» Rows from a layout dataset
*-*-*

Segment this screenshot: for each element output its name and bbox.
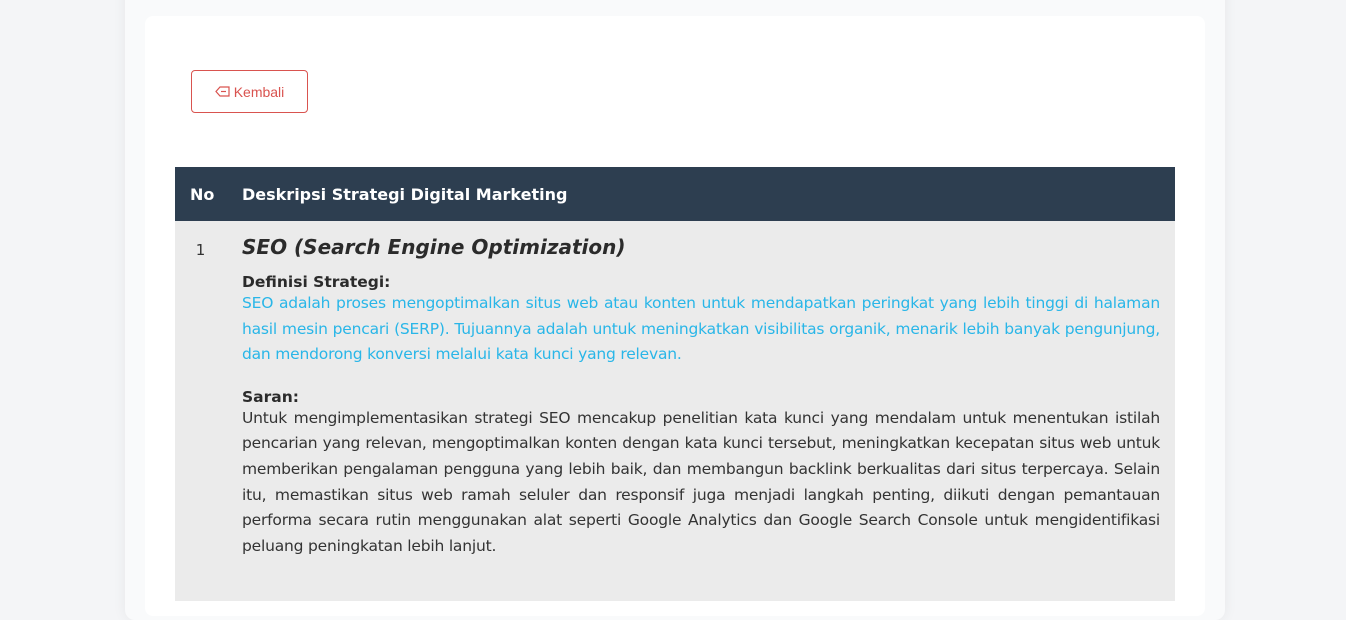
- suggestion-label: Saran:: [242, 387, 299, 406]
- row-description: SEO (Search Engine Optimization) Definis…: [242, 221, 1160, 601]
- header-description: Deskripsi Strategi Digital Marketing: [242, 184, 568, 204]
- back-button[interactable]: Kembali: [191, 70, 308, 113]
- table-row: 1 SEO (Search Engine Optimization) Defin…: [175, 221, 1175, 601]
- table-header: No Deskripsi Strategi Digital Marketing: [175, 167, 1175, 221]
- back-arrow-icon: [214, 86, 230, 97]
- header-no: No: [190, 184, 215, 204]
- back-button-label: Kembali: [233, 83, 285, 100]
- definition-label: Definisi Strategi:: [242, 273, 391, 291]
- strategy-title: SEO (Search Engine Optimization): [242, 235, 626, 259]
- suggestion-text: Untuk mengimplementasikan strategi SEO m…: [242, 408, 1160, 556]
- row-number: 1: [195, 241, 206, 259]
- strategy-table: No Deskripsi Strategi Digital Marketing …: [175, 167, 1175, 601]
- definition-text: SEO adalah proses mengoptimalkan situs w…: [242, 294, 1160, 363]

*-*-*

» Directive
Pick out each line in the items above that contains the string "Digital", and copy those lines in full.

» Exercise answer
- header-description: Deskripsi Strategi Digital Marketing: [242, 184, 568, 204]
- table-header: No Deskripsi Strategi Digital Marketing: [175, 167, 1175, 221]
- strategy-table: No Deskripsi Strategi Digital Marketing …: [175, 167, 1175, 601]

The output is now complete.